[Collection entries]
------------------------------------------------------------

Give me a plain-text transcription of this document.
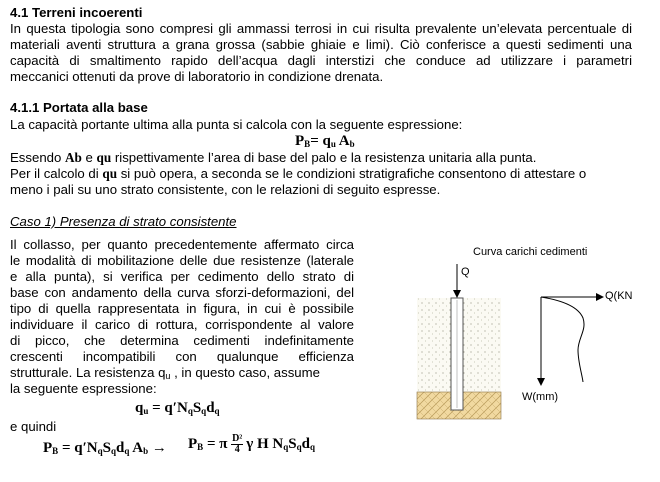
4.1 Terreni incoerenti
In questa tipologia sono compresi gli ammassi terrosi in cui risulta prevalente un’elevata percentuale di
materiali aventi struttura a grana grossa (sabbie ghiaie e limi). Ciò conferisce a questi sedimenti una
capacità di smaltimento rapido dell’acqua dagli interstizi che conduce ad utilizzare i parametri
meccanici ottenuti da prove di laboratorio in condizione drenata.
4.1.1 Portata alla base
La capacità portante ultima alla punta si calcola con la seguente espressione:
$P_B= q_u$ $A_b$
Essendo Ab e qu rispettivamente l’area di base del palo e la resistenza unitaria alla punta.
Per il calcolo di qu si può opera, a seconda se le condizioni stratigrafiche consentono di attestare o
meno i pali su uno strato consistente, con le relazioni di seguito espresse.
Caso 1) Presenza di strato consistente
Il collasso, per quanto precedentemente affermato circa
le modalità di mobilitazione delle due resistenze (laterale
e alla punta), si verifica per cedimento dello strato di
base con andamento della curva sforzi-deformazioni, del
tipo di quella rappresentata in figura, in cui è possibile
individuare il carico di rottura, corrispondente al valore
di picco, che determina cedimenti indefinitamente
crescenti incompatibili con qualunque efficienza
strutturale. La resistenza $q_u$ , in questo caso, assume
la seguente espressione:
$q_u = q'N_qS_qd_q$
e quindi
$P_B = q'N_qS_qd_q$ $A_b \to P_B = \pi$ D²
4 γ H $N_qS_qd_q$
Curva carichi cedimenti
Q
Q(KN
W(mm)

------------------------------------------------------------

## What to produce
Write out every line above exactly as it is, leaving out the pictures.

## Right answer
Give me a plain-text transcription of this document.
4.1 Terreni incoerenti
In questa tipologia sono compresi gli ammassi terrosi in cui risulta prevalente un’elevata percentuale di
materiali aventi struttura a grana grossa (sabbie ghiaie e limi). Ciò conferisce a questi sedimenti una
capacità di smaltimento rapido dell’acqua dagli interstizi che conduce ad utilizzare i parametri
meccanici ottenuti da prove di laboratorio in condizione drenata.
4.1.1 Portata alla base
La capacità portante ultima alla punta si calcola con la seguente espressione:
$P_B= q_u$ $A_b$
Essendo Ab e qu rispettivamente l’area di base del palo e la resistenza unitaria alla punta.
Per il calcolo di qu si può opera, a seconda se le condizioni stratigrafiche consentono di attestare o
meno i pali su uno strato consistente, con le relazioni di seguito espresse.
Caso 1) Presenza di strato consistente
Il collasso, per quanto precedentemente affermato circa
le modalità di mobilitazione delle due resistenze (laterale
e alla punta), si verifica per cedimento dello strato di
base con andamento della curva sforzi-deformazioni, del
tipo di quella rappresentata in figura, in cui è possibile
individuare il carico di rottura, corrispondente al valore
di picco, che determina cedimenti indefinitamente
crescenti incompatibili con qualunque efficienza
strutturale. La resistenza $q_u$ , in questo caso, assume
la seguente espressione:
$q_u = q'N_qS_qd_q$
e quindi
$P_B = q'N_qS_qd_q$ $A_b \to P_B = \pi$ D²
4 γ H $N_qS_qd_q$
Curva carichi cedimenti
Q
Q(KN
W(mm)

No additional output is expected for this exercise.